====== Records to process ======

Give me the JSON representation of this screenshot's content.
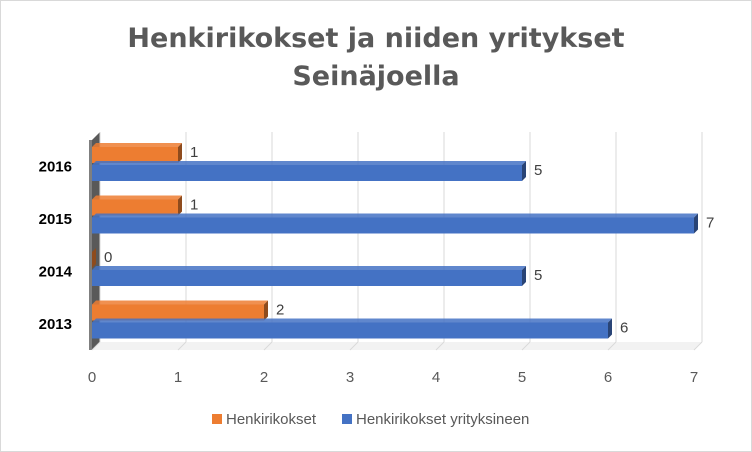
{
  "chart_data": {
    "type": "bar",
    "orientation": "horizontal",
    "title": "Henkirikokset ja niiden yritykset",
    "subtitle": "Seinäjoella",
    "categories": [
      "2013",
      "2014",
      "2015",
      "2016"
    ],
    "series": [
      {
        "name": "Henkirikokset",
        "values": [
          2,
          0,
          1,
          1
        ],
        "color": "#ED7D31"
      },
      {
        "name": "Henkirikokset yrityksineen",
        "values": [
          6,
          5,
          7,
          5
        ],
        "color": "#4472C4"
      }
    ],
    "xlim": [
      0,
      7
    ],
    "xticks": [
      "0",
      "1",
      "2",
      "3",
      "4",
      "5",
      "6",
      "7"
    ],
    "grid": true,
    "legend": "bottom",
    "data_labels": true
  }
}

======

Set exercise: Identify which lines contain the word "Henkirikokset" and copy each one.

Answer below:
    "title": "Henkirikokset ja niiden yritykset",
        "name": "Henkirikokset",
        "name": "Henkirikokset yrityksineen",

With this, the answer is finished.